All lines in which the word "ylabel" occurs are to be extracted.

--- EXTRACTED INFORMATION ---

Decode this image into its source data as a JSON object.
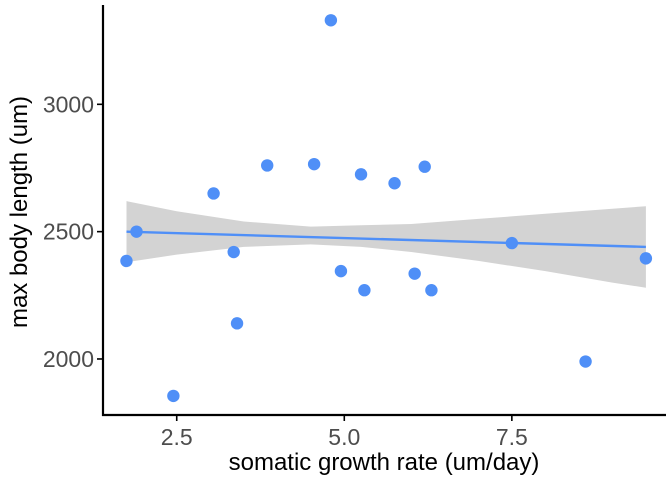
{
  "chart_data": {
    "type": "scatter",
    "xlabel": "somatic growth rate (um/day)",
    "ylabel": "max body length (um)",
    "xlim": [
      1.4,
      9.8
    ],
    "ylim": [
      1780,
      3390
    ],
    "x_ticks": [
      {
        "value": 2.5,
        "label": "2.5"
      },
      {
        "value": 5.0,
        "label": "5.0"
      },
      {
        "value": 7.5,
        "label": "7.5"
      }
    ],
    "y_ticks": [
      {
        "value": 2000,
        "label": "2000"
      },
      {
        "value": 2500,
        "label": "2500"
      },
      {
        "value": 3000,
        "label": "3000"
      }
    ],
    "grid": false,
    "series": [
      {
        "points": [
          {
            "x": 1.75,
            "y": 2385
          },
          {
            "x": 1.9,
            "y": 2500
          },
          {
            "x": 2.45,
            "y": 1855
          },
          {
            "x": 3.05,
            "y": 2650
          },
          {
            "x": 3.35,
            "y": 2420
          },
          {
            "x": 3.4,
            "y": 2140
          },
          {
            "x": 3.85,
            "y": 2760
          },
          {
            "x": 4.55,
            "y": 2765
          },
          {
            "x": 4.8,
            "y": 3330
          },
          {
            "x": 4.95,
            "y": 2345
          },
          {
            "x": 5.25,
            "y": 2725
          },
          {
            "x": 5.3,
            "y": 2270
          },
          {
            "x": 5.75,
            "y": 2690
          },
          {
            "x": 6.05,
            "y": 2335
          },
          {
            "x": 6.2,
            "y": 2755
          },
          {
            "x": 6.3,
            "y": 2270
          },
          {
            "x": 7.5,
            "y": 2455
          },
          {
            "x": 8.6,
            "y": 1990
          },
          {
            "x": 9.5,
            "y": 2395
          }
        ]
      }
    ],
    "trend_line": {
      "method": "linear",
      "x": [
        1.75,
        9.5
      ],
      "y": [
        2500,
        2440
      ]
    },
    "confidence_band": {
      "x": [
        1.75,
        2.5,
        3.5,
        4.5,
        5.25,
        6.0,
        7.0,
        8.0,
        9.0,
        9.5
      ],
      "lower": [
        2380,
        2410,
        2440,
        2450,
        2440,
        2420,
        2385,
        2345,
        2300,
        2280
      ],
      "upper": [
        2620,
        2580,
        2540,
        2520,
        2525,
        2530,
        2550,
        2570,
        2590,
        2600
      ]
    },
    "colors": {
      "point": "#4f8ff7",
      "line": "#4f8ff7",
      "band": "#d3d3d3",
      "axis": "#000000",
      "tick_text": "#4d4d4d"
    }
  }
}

---
--- EXTRACTED INFORMATION ---

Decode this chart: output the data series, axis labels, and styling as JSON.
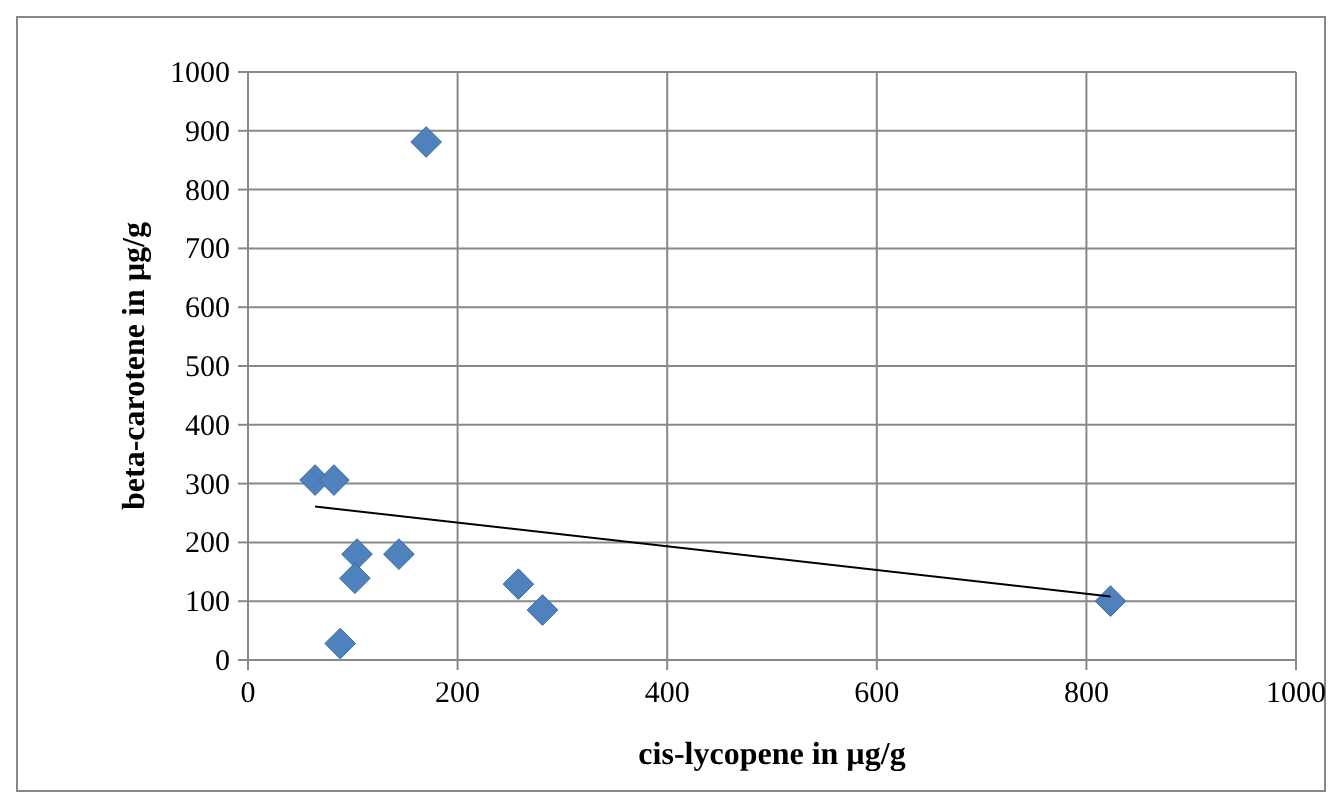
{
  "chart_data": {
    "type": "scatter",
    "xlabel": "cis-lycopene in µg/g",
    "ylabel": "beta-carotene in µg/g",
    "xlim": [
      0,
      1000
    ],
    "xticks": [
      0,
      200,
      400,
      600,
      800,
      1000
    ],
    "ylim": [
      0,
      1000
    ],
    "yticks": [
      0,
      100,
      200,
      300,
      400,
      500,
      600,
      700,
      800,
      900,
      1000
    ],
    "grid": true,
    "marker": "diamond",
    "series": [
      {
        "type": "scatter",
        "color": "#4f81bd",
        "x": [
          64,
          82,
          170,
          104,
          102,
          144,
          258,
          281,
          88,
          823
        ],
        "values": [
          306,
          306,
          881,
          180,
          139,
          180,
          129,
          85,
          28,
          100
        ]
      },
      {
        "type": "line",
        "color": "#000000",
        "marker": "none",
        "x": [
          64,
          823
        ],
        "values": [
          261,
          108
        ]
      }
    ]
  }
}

---
--- EXTRACTED INFORMATION ---

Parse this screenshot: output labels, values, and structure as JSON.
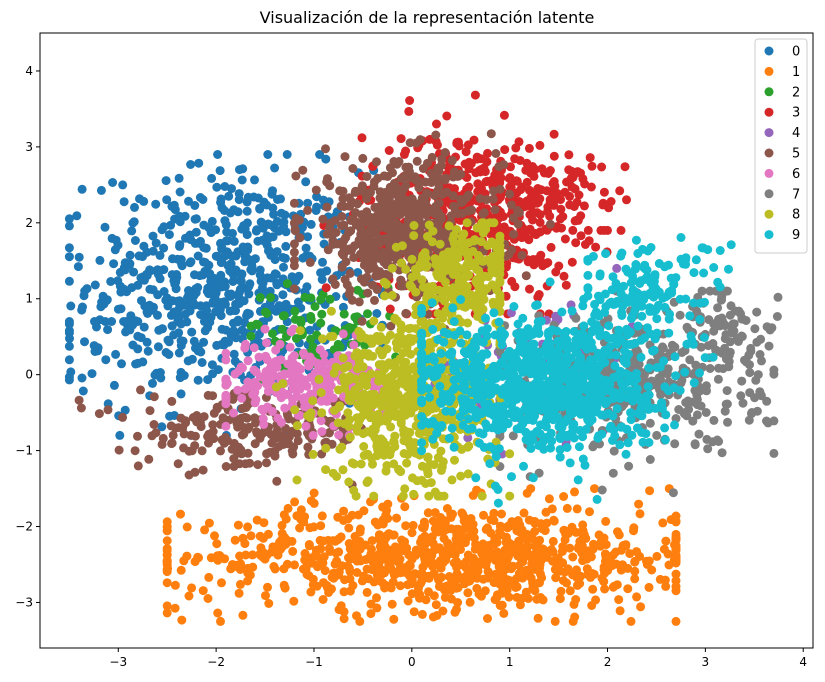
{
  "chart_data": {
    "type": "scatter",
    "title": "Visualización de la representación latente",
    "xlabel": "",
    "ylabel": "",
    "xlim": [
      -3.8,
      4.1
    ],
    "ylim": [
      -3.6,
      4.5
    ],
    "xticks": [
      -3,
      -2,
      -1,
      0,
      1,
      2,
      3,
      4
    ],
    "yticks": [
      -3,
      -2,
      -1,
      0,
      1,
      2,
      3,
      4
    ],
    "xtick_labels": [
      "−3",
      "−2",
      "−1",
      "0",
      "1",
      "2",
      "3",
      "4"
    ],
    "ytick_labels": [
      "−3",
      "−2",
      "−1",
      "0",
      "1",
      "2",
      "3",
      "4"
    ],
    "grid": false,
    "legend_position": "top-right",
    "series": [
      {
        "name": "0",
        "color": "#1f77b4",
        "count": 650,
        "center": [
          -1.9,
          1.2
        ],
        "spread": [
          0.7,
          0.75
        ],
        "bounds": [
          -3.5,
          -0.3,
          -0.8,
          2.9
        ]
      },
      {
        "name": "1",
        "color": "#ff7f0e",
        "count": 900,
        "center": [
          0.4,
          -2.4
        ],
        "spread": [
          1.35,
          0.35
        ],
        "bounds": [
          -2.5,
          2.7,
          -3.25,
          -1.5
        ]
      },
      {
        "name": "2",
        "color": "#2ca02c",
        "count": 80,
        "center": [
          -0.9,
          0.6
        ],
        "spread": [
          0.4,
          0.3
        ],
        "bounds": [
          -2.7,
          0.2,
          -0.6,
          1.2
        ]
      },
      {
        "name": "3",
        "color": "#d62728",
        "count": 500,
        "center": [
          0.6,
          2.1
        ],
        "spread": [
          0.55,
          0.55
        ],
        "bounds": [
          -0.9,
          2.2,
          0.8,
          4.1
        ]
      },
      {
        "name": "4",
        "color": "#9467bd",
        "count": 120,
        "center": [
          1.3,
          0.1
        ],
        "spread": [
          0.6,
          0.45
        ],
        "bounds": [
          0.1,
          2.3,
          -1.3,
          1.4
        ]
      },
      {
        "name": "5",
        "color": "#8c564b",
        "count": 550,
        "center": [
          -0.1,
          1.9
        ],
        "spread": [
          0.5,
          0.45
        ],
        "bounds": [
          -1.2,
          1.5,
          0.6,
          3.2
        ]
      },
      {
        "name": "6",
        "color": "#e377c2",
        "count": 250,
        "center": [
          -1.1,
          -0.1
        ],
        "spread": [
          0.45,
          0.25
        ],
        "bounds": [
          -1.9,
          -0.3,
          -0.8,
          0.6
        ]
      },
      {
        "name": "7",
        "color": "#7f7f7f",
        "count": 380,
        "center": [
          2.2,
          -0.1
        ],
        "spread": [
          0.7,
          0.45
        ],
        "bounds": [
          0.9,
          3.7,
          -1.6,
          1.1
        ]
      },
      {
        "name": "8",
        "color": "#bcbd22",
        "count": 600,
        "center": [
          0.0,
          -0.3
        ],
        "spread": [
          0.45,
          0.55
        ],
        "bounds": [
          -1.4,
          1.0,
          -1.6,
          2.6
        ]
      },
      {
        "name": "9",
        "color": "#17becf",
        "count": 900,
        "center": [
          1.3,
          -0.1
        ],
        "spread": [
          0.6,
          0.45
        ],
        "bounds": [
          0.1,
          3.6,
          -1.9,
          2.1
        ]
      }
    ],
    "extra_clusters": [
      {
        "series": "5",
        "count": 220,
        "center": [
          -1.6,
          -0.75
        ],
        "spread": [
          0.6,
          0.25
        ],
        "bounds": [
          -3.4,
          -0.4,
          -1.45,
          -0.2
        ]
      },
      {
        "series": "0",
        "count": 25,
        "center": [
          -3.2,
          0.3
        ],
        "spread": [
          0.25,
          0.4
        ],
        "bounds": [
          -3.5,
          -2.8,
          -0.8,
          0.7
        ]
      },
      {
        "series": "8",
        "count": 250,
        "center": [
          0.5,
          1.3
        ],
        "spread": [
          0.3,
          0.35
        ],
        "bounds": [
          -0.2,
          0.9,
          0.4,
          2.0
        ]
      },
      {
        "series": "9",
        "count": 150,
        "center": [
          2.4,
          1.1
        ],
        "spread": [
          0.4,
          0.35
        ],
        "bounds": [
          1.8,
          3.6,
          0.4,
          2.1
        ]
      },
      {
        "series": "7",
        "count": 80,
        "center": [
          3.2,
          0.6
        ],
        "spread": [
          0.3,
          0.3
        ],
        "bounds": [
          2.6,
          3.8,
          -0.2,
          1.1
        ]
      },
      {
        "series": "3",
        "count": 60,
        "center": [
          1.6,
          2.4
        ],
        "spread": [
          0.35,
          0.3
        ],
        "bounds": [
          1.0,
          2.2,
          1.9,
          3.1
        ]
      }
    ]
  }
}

---

RESULT OF THIS TASK →
    "ylabel": "max body length (um)",
    "ylabel": "beta-carotene in µg/g",
    "ylabel": "",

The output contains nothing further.